▸ **PROBLEM DETAILS**
Check each line for the word "JSON" and report how many have it. Give nothing else.
### MATERIAL SUPPLIED
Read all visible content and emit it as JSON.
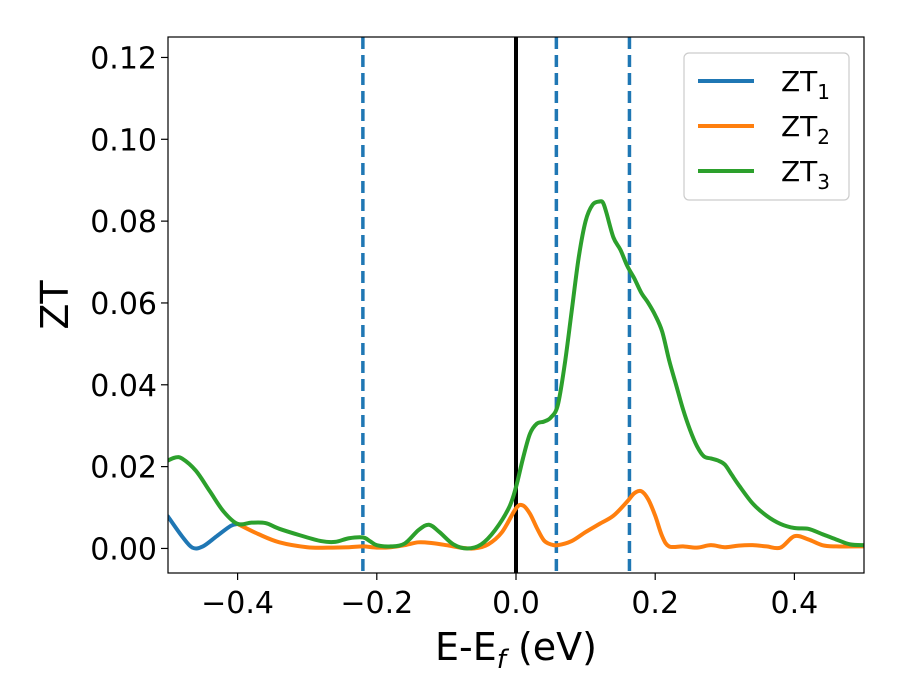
{
  "chart_data": {
    "type": "line",
    "title": "",
    "xlabel": {
      "base": "E-E",
      "sub": "f",
      "suffix": " (eV)"
    },
    "ylabel": "ZT",
    "xlim": [
      -0.5,
      0.5
    ],
    "ylim": [
      -0.006,
      0.125
    ],
    "x_ticks": [
      -0.4,
      -0.2,
      0.0,
      0.2,
      0.4
    ],
    "x_tick_labels": [
      "−0.4",
      "−0.2",
      "0.0",
      "0.2",
      "0.4"
    ],
    "y_ticks": [
      0.0,
      0.02,
      0.04,
      0.06,
      0.08,
      0.1,
      0.12
    ],
    "y_tick_labels": [
      "0.00",
      "0.02",
      "0.04",
      "0.06",
      "0.08",
      "0.10",
      "0.12"
    ],
    "grid": false,
    "legend_position": "top-right",
    "vertical_lines": [
      {
        "x": 0.0,
        "style": "solid",
        "color": "#000000"
      },
      {
        "x": -0.22,
        "style": "dashed",
        "color": "#1f77b4"
      },
      {
        "x": 0.058,
        "style": "dashed",
        "color": "#1f77b4"
      },
      {
        "x": 0.163,
        "style": "dashed",
        "color": "#1f77b4"
      }
    ],
    "series": [
      {
        "name": "ZT",
        "name_sub": "1",
        "color": "#1f77b4",
        "x": [
          -0.5,
          -0.48,
          -0.465,
          -0.45,
          -0.43,
          -0.41,
          -0.4
        ],
        "y": [
          0.0078,
          0.003,
          0.0002,
          0.0005,
          0.003,
          0.0055,
          0.006
        ]
      },
      {
        "name": "ZT",
        "name_sub": "2",
        "color": "#ff7f0e",
        "x": [
          -0.4,
          -0.37,
          -0.34,
          -0.3,
          -0.27,
          -0.24,
          -0.22,
          -0.2,
          -0.18,
          -0.16,
          -0.14,
          -0.12,
          -0.1,
          -0.08,
          -0.06,
          -0.04,
          -0.02,
          0.0,
          0.01,
          0.02,
          0.03,
          0.04,
          0.05,
          0.06,
          0.08,
          0.1,
          0.12,
          0.14,
          0.16,
          0.17,
          0.18,
          0.19,
          0.2,
          0.21,
          0.22,
          0.24,
          0.26,
          0.28,
          0.3,
          0.32,
          0.34,
          0.36,
          0.38,
          0.4,
          0.42,
          0.44,
          0.46,
          0.5
        ],
        "y": [
          0.006,
          0.0035,
          0.0015,
          0.0003,
          0.0002,
          0.0003,
          0.0005,
          0.0002,
          0.0003,
          0.0008,
          0.0015,
          0.0013,
          0.0008,
          0.0002,
          0.0,
          0.001,
          0.004,
          0.0098,
          0.0105,
          0.0085,
          0.005,
          0.002,
          0.001,
          0.0008,
          0.0018,
          0.004,
          0.006,
          0.008,
          0.0115,
          0.0135,
          0.014,
          0.012,
          0.008,
          0.003,
          0.0005,
          0.0005,
          0.0002,
          0.0008,
          0.0003,
          0.0007,
          0.0008,
          0.0005,
          0.0002,
          0.003,
          0.0022,
          0.0008,
          0.0005,
          0.0005
        ]
      },
      {
        "name": "ZT",
        "name_sub": "3",
        "color": "#2ca02c",
        "x": [
          -0.5,
          -0.49,
          -0.48,
          -0.46,
          -0.44,
          -0.42,
          -0.4,
          -0.38,
          -0.36,
          -0.34,
          -0.31,
          -0.28,
          -0.26,
          -0.24,
          -0.22,
          -0.21,
          -0.2,
          -0.18,
          -0.16,
          -0.14,
          -0.125,
          -0.11,
          -0.09,
          -0.07,
          -0.05,
          -0.03,
          -0.01,
          0.0,
          0.01,
          0.02,
          0.03,
          0.04,
          0.05,
          0.06,
          0.07,
          0.08,
          0.09,
          0.1,
          0.11,
          0.12,
          0.125,
          0.13,
          0.14,
          0.15,
          0.16,
          0.17,
          0.18,
          0.19,
          0.2,
          0.21,
          0.22,
          0.23,
          0.24,
          0.25,
          0.26,
          0.27,
          0.28,
          0.29,
          0.3,
          0.31,
          0.32,
          0.34,
          0.36,
          0.38,
          0.4,
          0.42,
          0.44,
          0.46,
          0.48,
          0.5
        ],
        "y": [
          0.0215,
          0.0222,
          0.022,
          0.019,
          0.014,
          0.009,
          0.006,
          0.0063,
          0.0062,
          0.0048,
          0.0032,
          0.0018,
          0.0016,
          0.0025,
          0.0027,
          0.0018,
          0.0008,
          0.0005,
          0.0012,
          0.0045,
          0.0058,
          0.004,
          0.001,
          0.0,
          0.001,
          0.0045,
          0.01,
          0.015,
          0.022,
          0.028,
          0.0305,
          0.031,
          0.032,
          0.035,
          0.045,
          0.058,
          0.071,
          0.08,
          0.084,
          0.0848,
          0.0845,
          0.082,
          0.076,
          0.073,
          0.069,
          0.066,
          0.0625,
          0.06,
          0.057,
          0.053,
          0.046,
          0.04,
          0.034,
          0.029,
          0.025,
          0.0225,
          0.022,
          0.0215,
          0.0205,
          0.018,
          0.0155,
          0.011,
          0.008,
          0.006,
          0.005,
          0.0048,
          0.0035,
          0.0022,
          0.001,
          0.0008
        ]
      }
    ]
  }
}
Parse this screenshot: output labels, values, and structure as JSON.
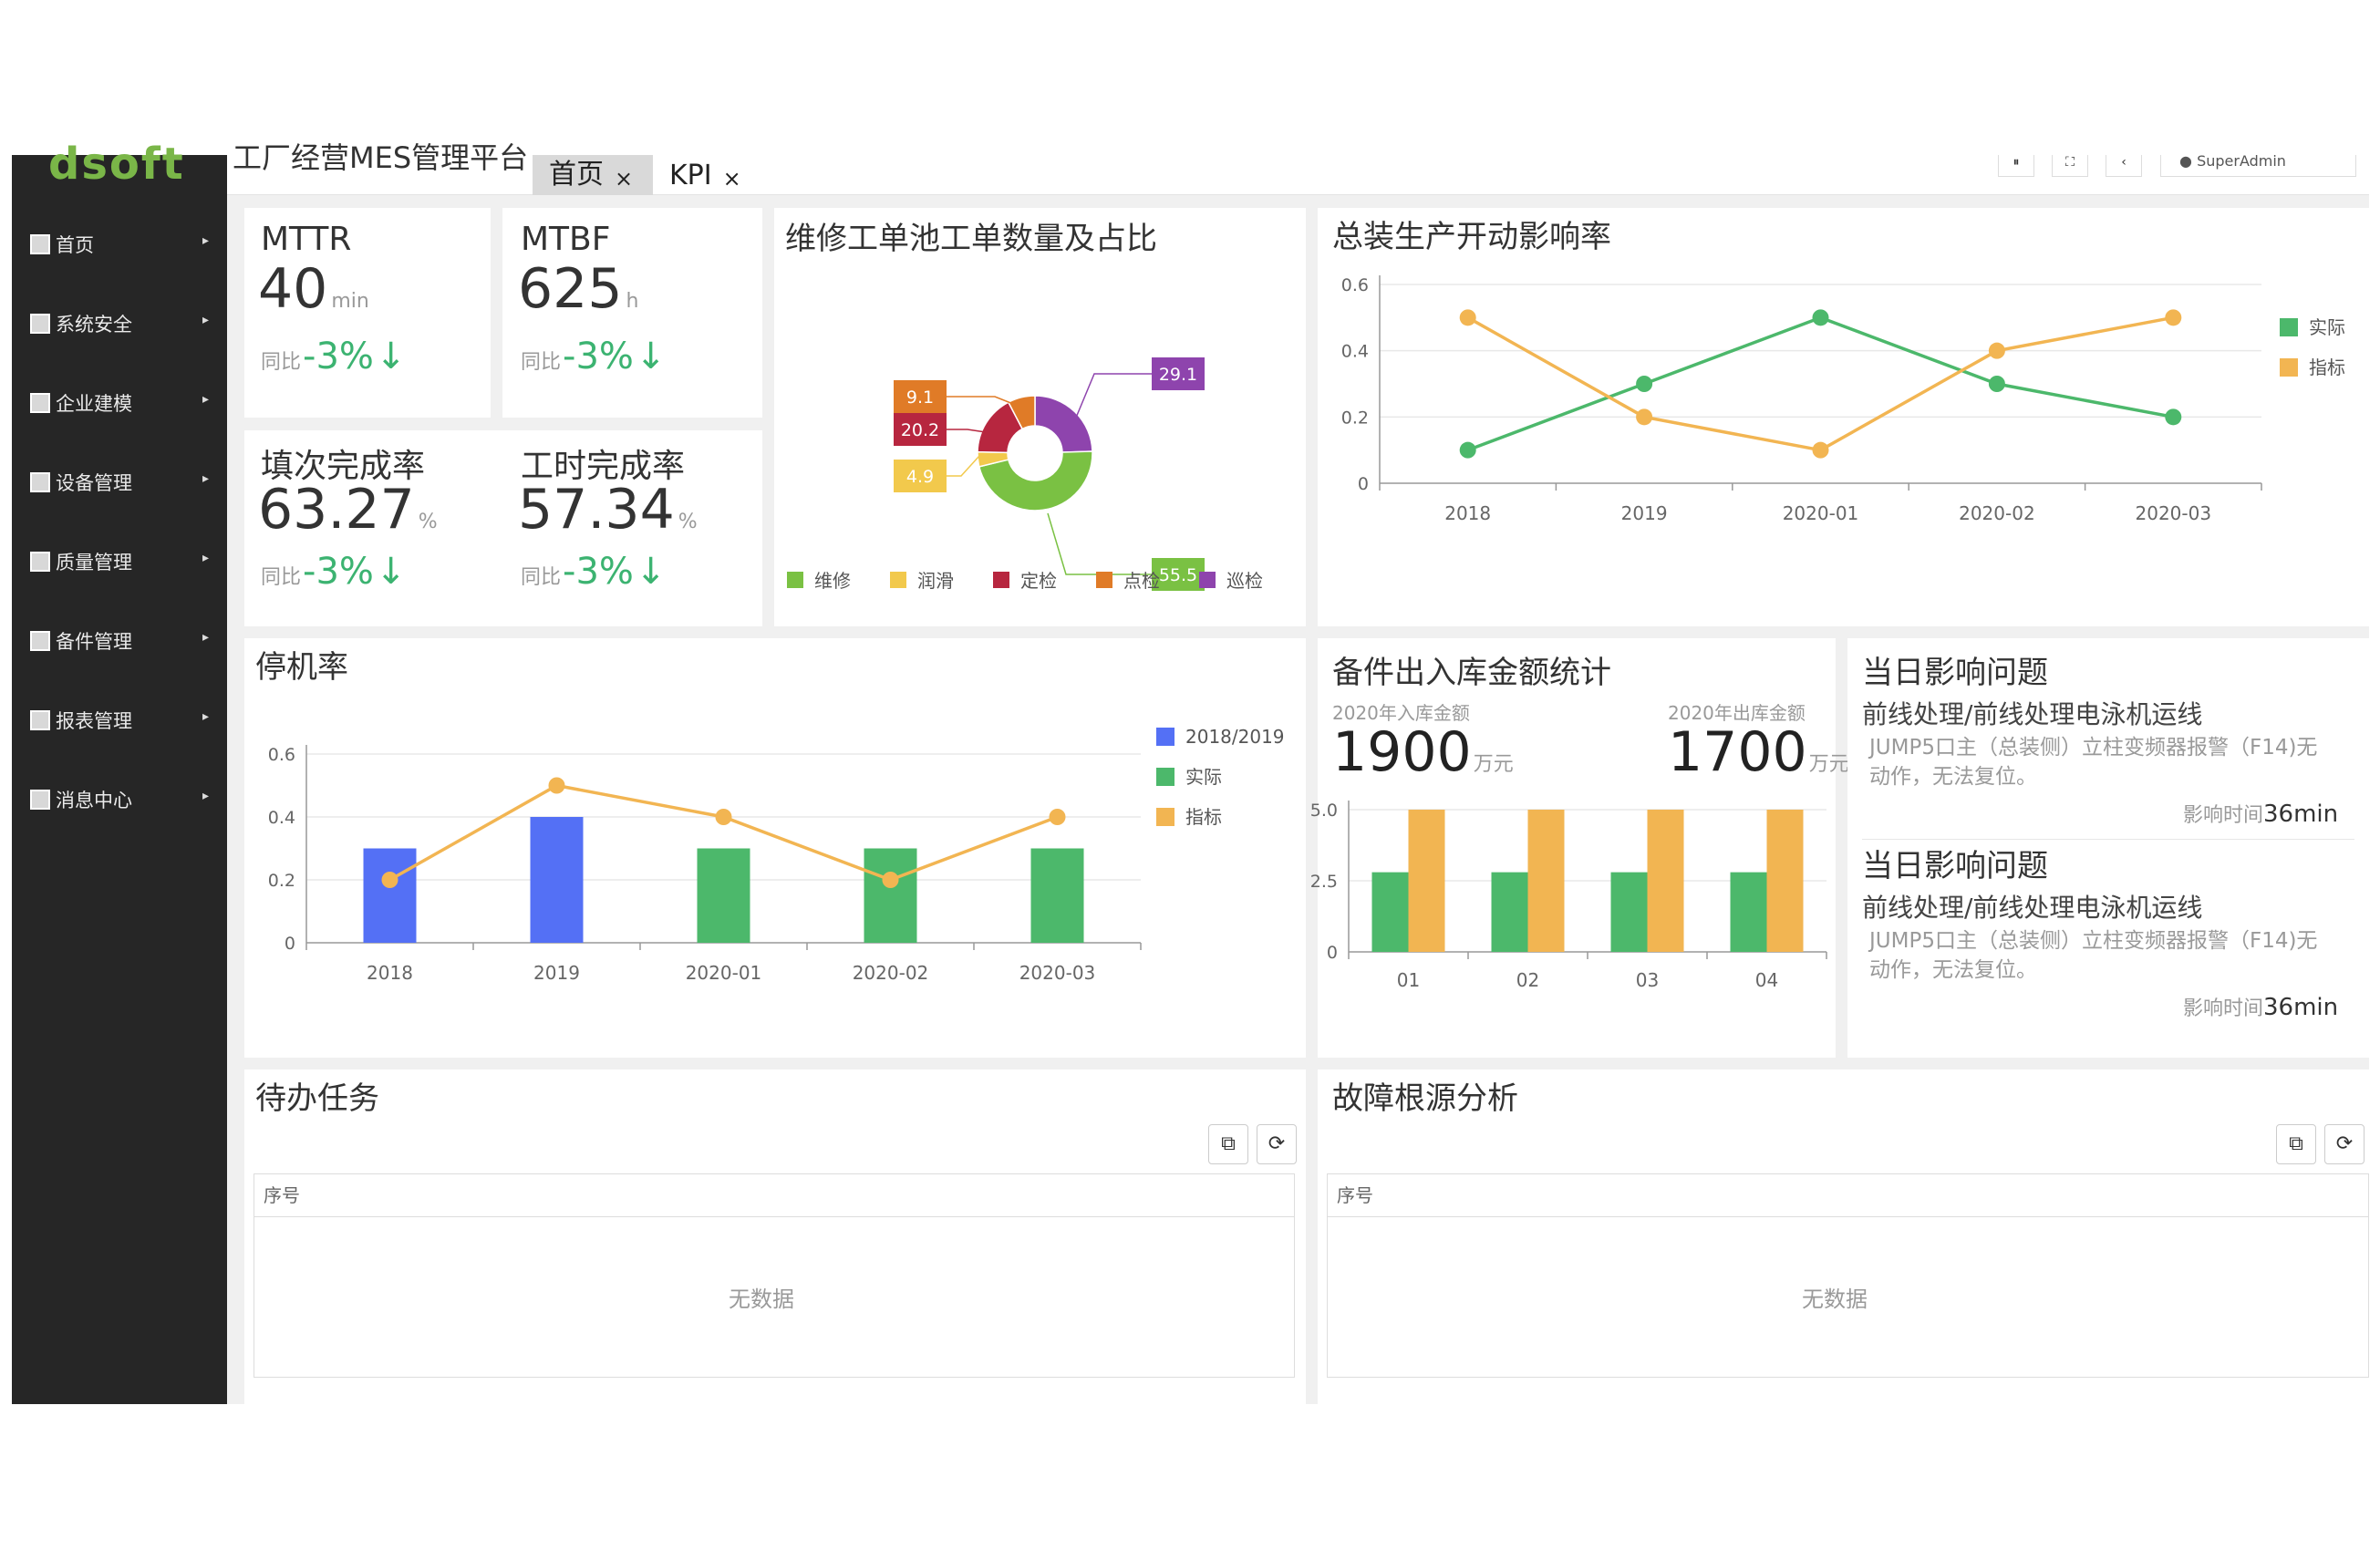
{
  "app": {
    "logo": "dsoft",
    "title": "工厂经营MES管理平台"
  },
  "tabs": [
    {
      "label": "首页",
      "close": "×"
    },
    {
      "label": "KPI",
      "close": "×"
    }
  ],
  "topbar": {
    "user": "SuperAdmin"
  },
  "sidebar": {
    "items": [
      {
        "label": "首页"
      },
      {
        "label": "系统安全"
      },
      {
        "label": "企业建模"
      },
      {
        "label": "设备管理"
      },
      {
        "label": "质量管理"
      },
      {
        "label": "备件管理"
      },
      {
        "label": "报表管理"
      },
      {
        "label": "消息中心"
      }
    ]
  },
  "kpis": [
    {
      "label": "MTTR",
      "value": "40",
      "unit": "min",
      "cmp_label": "同比",
      "cmp_value": "-3%",
      "arrow": "↓"
    },
    {
      "label": "MTBF",
      "value": "625",
      "unit": "h",
      "cmp_label": "同比",
      "cmp_value": "-3%",
      "arrow": "↓"
    },
    {
      "label": "填次完成率",
      "value": "63.27",
      "unit": "%",
      "cmp_label": "同比",
      "cmp_value": "-3%",
      "arrow": "↓"
    },
    {
      "label": "工时完成率",
      "value": "57.34",
      "unit": "%",
      "cmp_label": "同比",
      "cmp_value": "-3%",
      "arrow": "↓"
    }
  ],
  "donut": {
    "title": "维修工单池工单数量及占比",
    "chart_data": {
      "type": "pie",
      "slices": [
        {
          "name": "维修",
          "value": 55.5,
          "color": "#7ac143"
        },
        {
          "name": "润滑",
          "value": 4.9,
          "color": "#f2c94c"
        },
        {
          "name": "定检",
          "value": 20.2,
          "color": "#b7263f"
        },
        {
          "name": "点检",
          "value": 9.1,
          "color": "#e07b27"
        },
        {
          "name": "巡检",
          "value": 29.1,
          "color": "#8e44ad"
        }
      ]
    }
  },
  "impact": {
    "title": "总装生产开动影响率",
    "chart_data": {
      "type": "line",
      "categories": [
        "2018",
        "2019",
        "2020-01",
        "2020-02",
        "2020-03"
      ],
      "series": [
        {
          "name": "实际",
          "values": [
            0.1,
            0.3,
            0.5,
            0.3,
            0.2
          ],
          "color": "#4cb86b"
        },
        {
          "name": "指标",
          "values": [
            0.5,
            0.2,
            0.1,
            0.4,
            0.5
          ],
          "color": "#f2b552"
        }
      ],
      "ylim": [
        0,
        0.6
      ],
      "yticks": [
        "0",
        "0.2",
        "0.4",
        "0.6"
      ],
      "legend": "top-right"
    }
  },
  "downtime": {
    "title": "停机率",
    "chart_data": {
      "type": "bar",
      "categories": [
        "2018",
        "2019",
        "2020-01",
        "2020-02",
        "2020-03"
      ],
      "series": [
        {
          "name": "2018/2019",
          "values": [
            0.3,
            0.4,
            null,
            null,
            null
          ],
          "color": "#5470f5"
        },
        {
          "name": "实际",
          "values": [
            null,
            null,
            0.3,
            0.3,
            0.3
          ],
          "color": "#4cb86b"
        },
        {
          "name": "指标",
          "type": "line",
          "values": [
            0.2,
            0.5,
            0.4,
            0.2,
            0.4
          ],
          "color": "#f2b552"
        }
      ],
      "ylim": [
        0,
        0.6
      ],
      "yticks": [
        "0",
        "0.2",
        "0.4",
        "0.6"
      ],
      "legend": "top-right"
    }
  },
  "parts": {
    "title": "备件出入库金额统计",
    "in_label": "2020年入库金额",
    "in_value": "1900",
    "in_unit": "万元",
    "out_label": "2020年出库金额",
    "out_value": "1700",
    "out_unit": "万元",
    "chart_data": {
      "type": "bar",
      "categories": [
        "01",
        "02",
        "03",
        "04"
      ],
      "series": [
        {
          "values": [
            2.8,
            2.8,
            2.8,
            2.8
          ],
          "color": "#4cb86b"
        },
        {
          "values": [
            5.0,
            5.0,
            5.0,
            5.0
          ],
          "color": "#f2b552"
        }
      ],
      "ylim": [
        0,
        5.0
      ],
      "yticks": [
        "0",
        "2.5",
        "5.0"
      ]
    }
  },
  "issues": [
    {
      "title": "当日影响问题",
      "sub": "前线处理/前线处理电泳机运线",
      "desc": "JUMP5口主（总装侧）立柱变频器报警（F14)无动作，无法复位。",
      "time_label": "影响时间",
      "time_value": "36min"
    },
    {
      "title": "当日影响问题",
      "sub": "前线处理/前线处理电泳机运线",
      "desc": "JUMP5口主（总装侧）立柱变频器报警（F14)无动作，无法复位。",
      "time_label": "影响时间",
      "time_value": "36min"
    }
  ],
  "todo": {
    "title": "待办任务",
    "col": "序号",
    "empty": "无数据"
  },
  "fault": {
    "title": "故障根源分析",
    "col": "序号",
    "empty": "无数据"
  }
}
######
▸ **EXPECTED ANSWER**
2